What is required
Determine how many lines below hold the string "list". Reply with the number alone.

>> Start Rows

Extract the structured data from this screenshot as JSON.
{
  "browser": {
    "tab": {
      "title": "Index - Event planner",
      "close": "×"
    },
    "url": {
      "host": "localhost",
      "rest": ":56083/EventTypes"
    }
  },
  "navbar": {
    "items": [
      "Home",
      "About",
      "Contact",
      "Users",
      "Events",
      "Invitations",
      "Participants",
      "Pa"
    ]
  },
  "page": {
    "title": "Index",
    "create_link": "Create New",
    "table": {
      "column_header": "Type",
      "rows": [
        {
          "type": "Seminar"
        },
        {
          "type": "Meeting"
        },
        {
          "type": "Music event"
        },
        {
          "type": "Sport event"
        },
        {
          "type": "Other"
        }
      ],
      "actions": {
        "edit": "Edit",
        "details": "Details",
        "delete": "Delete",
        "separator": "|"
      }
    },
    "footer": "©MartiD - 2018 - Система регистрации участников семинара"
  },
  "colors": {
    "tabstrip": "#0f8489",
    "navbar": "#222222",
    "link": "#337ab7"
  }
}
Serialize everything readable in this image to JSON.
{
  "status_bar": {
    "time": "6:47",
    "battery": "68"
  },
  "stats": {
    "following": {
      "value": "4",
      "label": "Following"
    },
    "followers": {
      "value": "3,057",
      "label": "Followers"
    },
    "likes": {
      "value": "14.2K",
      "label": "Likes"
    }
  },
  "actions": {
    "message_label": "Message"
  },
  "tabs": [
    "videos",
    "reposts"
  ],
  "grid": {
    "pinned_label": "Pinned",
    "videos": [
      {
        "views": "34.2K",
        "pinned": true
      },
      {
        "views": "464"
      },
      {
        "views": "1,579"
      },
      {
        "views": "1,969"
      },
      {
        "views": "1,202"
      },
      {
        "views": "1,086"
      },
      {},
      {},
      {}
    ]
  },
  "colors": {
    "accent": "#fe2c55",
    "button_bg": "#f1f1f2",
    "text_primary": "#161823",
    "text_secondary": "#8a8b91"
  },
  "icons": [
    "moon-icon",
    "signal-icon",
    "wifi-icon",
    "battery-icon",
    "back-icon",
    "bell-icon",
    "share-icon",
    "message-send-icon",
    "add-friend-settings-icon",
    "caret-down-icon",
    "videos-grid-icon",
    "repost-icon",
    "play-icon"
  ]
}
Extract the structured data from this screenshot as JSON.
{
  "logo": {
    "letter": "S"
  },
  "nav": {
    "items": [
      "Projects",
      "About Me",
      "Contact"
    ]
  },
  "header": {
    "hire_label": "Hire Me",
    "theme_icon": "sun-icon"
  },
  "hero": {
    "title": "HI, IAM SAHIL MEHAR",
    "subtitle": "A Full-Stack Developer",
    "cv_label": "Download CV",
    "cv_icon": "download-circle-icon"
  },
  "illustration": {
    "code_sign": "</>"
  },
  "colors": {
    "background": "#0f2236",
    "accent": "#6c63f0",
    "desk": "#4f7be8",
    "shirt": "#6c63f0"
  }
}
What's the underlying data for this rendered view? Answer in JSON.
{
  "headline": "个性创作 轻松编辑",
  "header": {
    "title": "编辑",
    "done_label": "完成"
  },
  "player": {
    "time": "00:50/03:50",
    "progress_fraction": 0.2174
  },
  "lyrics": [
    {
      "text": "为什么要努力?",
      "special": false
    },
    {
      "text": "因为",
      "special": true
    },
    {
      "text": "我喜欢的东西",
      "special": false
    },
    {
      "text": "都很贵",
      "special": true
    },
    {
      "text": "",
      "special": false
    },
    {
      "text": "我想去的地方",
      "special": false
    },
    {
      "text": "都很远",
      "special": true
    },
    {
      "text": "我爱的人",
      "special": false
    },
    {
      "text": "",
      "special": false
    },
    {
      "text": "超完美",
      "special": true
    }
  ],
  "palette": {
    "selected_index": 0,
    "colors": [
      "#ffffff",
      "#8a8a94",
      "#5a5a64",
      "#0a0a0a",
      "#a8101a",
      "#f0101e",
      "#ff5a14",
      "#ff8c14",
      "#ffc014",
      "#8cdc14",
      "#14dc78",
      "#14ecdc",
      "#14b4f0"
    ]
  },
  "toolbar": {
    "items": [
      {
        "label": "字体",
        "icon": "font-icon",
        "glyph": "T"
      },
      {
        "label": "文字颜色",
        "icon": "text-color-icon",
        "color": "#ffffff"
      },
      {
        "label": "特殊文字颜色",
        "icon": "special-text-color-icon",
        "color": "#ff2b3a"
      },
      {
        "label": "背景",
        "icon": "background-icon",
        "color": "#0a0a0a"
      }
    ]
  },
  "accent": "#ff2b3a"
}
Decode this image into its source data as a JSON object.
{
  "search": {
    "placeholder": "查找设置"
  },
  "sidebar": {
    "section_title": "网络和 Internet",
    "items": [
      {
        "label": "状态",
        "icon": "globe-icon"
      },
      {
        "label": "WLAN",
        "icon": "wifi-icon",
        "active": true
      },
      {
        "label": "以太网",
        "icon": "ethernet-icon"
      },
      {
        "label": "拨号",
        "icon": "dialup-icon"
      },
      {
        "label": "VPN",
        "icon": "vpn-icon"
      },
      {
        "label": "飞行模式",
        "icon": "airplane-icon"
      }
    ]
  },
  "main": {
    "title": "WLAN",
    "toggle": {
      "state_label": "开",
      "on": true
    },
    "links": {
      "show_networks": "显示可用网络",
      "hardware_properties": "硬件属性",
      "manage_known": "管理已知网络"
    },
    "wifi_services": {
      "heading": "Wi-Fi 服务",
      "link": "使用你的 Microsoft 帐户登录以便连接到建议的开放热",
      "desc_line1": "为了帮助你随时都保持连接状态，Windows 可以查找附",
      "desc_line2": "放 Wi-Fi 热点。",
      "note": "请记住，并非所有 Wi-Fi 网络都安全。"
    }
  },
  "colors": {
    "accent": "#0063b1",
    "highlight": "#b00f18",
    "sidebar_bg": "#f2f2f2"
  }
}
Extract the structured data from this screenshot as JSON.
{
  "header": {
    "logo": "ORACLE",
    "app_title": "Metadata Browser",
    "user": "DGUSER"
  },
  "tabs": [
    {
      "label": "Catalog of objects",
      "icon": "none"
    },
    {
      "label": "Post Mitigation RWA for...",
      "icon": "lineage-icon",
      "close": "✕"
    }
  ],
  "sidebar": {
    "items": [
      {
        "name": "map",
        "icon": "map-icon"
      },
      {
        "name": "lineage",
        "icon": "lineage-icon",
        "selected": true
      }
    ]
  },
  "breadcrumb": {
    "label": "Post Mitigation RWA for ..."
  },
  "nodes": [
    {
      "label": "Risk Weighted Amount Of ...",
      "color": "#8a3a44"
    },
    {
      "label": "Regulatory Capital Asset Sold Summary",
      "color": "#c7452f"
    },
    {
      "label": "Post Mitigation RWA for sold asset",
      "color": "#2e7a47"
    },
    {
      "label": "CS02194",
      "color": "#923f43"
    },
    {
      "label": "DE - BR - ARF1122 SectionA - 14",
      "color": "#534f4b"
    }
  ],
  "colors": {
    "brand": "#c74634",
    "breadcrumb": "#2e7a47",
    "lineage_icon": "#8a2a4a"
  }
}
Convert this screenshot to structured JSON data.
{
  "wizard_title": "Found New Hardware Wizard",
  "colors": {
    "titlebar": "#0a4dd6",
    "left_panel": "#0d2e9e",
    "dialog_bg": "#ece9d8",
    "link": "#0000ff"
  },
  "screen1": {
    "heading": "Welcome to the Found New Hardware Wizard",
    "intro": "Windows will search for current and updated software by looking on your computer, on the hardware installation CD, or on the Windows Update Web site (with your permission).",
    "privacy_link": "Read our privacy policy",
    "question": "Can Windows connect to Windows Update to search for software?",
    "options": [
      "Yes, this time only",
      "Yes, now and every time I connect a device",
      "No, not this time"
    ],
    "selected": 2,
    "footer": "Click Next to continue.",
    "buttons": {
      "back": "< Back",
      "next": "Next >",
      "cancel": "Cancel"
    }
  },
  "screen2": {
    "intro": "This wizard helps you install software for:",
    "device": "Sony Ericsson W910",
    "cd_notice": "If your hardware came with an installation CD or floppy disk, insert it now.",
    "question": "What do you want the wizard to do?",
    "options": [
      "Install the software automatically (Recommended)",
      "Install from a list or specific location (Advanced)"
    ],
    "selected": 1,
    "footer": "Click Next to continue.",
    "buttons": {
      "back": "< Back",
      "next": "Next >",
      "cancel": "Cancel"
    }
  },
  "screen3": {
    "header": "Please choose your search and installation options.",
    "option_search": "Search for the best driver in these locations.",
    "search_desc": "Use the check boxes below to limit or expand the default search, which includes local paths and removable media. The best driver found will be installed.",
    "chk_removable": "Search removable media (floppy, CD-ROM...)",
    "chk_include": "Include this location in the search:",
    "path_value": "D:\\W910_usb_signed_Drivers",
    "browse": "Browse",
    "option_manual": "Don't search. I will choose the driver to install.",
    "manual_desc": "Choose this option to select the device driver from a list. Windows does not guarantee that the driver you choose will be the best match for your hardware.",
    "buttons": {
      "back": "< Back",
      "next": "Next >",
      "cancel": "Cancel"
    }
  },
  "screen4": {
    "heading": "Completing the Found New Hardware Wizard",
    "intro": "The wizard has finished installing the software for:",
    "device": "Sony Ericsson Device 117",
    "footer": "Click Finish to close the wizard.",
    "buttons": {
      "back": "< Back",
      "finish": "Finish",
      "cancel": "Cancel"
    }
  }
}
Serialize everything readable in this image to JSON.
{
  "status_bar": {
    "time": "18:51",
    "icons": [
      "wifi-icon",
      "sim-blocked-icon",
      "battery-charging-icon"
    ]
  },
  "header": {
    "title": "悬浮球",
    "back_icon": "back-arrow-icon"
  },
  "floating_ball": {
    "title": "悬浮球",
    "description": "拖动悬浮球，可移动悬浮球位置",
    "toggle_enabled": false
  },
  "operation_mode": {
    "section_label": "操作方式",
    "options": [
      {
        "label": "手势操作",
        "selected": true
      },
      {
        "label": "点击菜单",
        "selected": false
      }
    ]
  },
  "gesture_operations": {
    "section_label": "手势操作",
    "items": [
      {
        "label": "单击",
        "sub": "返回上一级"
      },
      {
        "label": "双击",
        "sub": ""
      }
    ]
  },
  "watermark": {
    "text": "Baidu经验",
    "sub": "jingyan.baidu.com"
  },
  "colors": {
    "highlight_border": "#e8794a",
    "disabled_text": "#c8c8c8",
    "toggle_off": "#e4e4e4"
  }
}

>> End Rows

Reply
2